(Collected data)
※

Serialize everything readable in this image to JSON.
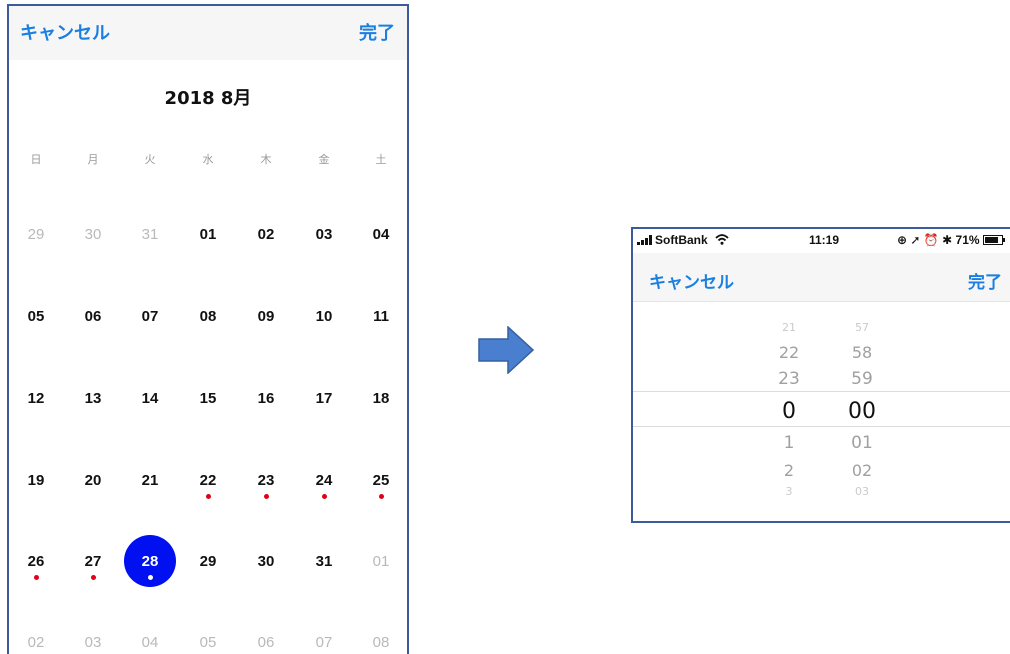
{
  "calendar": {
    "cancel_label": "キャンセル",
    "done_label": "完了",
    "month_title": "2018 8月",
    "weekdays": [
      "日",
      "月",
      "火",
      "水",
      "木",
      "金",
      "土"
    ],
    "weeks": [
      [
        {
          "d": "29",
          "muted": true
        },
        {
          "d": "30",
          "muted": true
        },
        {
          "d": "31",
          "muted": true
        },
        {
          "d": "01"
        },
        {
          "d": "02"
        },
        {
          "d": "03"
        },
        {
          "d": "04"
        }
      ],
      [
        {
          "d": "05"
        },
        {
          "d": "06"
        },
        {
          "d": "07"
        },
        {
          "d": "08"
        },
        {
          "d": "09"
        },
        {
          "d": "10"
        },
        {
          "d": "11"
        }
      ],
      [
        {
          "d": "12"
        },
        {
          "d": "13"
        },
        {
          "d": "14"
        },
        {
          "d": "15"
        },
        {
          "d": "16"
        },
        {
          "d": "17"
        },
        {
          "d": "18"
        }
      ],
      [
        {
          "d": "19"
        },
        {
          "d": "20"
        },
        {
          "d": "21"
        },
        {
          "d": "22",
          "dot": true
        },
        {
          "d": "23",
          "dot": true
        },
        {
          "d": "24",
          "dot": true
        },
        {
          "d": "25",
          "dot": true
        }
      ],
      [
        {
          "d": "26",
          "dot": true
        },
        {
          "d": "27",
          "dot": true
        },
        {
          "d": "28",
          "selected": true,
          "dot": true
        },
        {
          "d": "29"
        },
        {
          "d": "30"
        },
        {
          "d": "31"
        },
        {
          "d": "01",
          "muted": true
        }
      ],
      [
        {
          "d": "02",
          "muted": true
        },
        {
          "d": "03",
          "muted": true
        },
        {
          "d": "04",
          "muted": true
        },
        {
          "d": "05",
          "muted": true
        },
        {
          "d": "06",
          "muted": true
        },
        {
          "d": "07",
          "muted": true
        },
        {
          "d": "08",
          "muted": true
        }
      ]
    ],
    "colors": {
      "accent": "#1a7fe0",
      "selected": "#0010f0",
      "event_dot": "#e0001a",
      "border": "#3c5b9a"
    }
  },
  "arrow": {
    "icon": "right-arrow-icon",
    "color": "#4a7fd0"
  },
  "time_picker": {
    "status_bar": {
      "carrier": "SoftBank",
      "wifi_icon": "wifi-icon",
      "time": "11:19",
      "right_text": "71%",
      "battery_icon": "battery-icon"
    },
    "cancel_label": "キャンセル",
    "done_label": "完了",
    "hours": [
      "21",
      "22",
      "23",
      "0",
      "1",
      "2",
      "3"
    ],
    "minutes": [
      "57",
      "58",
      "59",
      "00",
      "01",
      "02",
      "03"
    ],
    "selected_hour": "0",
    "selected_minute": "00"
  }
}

※

> TO DO: Make a word-for-word copy of the entries, without any pictures.

> ANSWER TO THIS TASK:
Serialize everything readable in this image to JSON.
{
  "calendar": {
    "cancel_label": "キャンセル",
    "done_label": "完了",
    "month_title": "2018 8月",
    "weekdays": [
      "日",
      "月",
      "火",
      "水",
      "木",
      "金",
      "土"
    ],
    "weeks": [
      [
        {
          "d": "29",
          "muted": true
        },
        {
          "d": "30",
          "muted": true
        },
        {
          "d": "31",
          "muted": true
        },
        {
          "d": "01"
        },
        {
          "d": "02"
        },
        {
          "d": "03"
        },
        {
          "d": "04"
        }
      ],
      [
        {
          "d": "05"
        },
        {
          "d": "06"
        },
        {
          "d": "07"
        },
        {
          "d": "08"
        },
        {
          "d": "09"
        },
        {
          "d": "10"
        },
        {
          "d": "11"
        }
      ],
      [
        {
          "d": "12"
        },
        {
          "d": "13"
        },
        {
          "d": "14"
        },
        {
          "d": "15"
        },
        {
          "d": "16"
        },
        {
          "d": "17"
        },
        {
          "d": "18"
        }
      ],
      [
        {
          "d": "19"
        },
        {
          "d": "20"
        },
        {
          "d": "21"
        },
        {
          "d": "22",
          "dot": true
        },
        {
          "d": "23",
          "dot": true
        },
        {
          "d": "24",
          "dot": true
        },
        {
          "d": "25",
          "dot": true
        }
      ],
      [
        {
          "d": "26",
          "dot": true
        },
        {
          "d": "27",
          "dot": true
        },
        {
          "d": "28",
          "selected": true,
          "dot": true
        },
        {
          "d": "29"
        },
        {
          "d": "30"
        },
        {
          "d": "31"
        },
        {
          "d": "01",
          "muted": true
        }
      ],
      [
        {
          "d": "02",
          "muted": true
        },
        {
          "d": "03",
          "muted": true
        },
        {
          "d": "04",
          "muted": true
        },
        {
          "d": "05",
          "muted": true
        },
        {
          "d": "06",
          "muted": true
        },
        {
          "d": "07",
          "muted": true
        },
        {
          "d": "08",
          "muted": true
        }
      ]
    ],
    "colors": {
      "accent": "#1a7fe0",
      "selected": "#0010f0",
      "event_dot": "#e0001a",
      "border": "#3c5b9a"
    }
  },
  "arrow": {
    "icon": "right-arrow-icon",
    "color": "#4a7fd0"
  },
  "time_picker": {
    "status_bar": {
      "carrier": "SoftBank",
      "wifi_icon": "wifi-icon",
      "time": "11:19",
      "right_text": "71%",
      "battery_icon": "battery-icon"
    },
    "cancel_label": "キャンセル",
    "done_label": "完了",
    "hours": [
      "21",
      "22",
      "23",
      "0",
      "1",
      "2",
      "3"
    ],
    "minutes": [
      "57",
      "58",
      "59",
      "00",
      "01",
      "02",
      "03"
    ],
    "selected_hour": "0",
    "selected_minute": "00"
  }
}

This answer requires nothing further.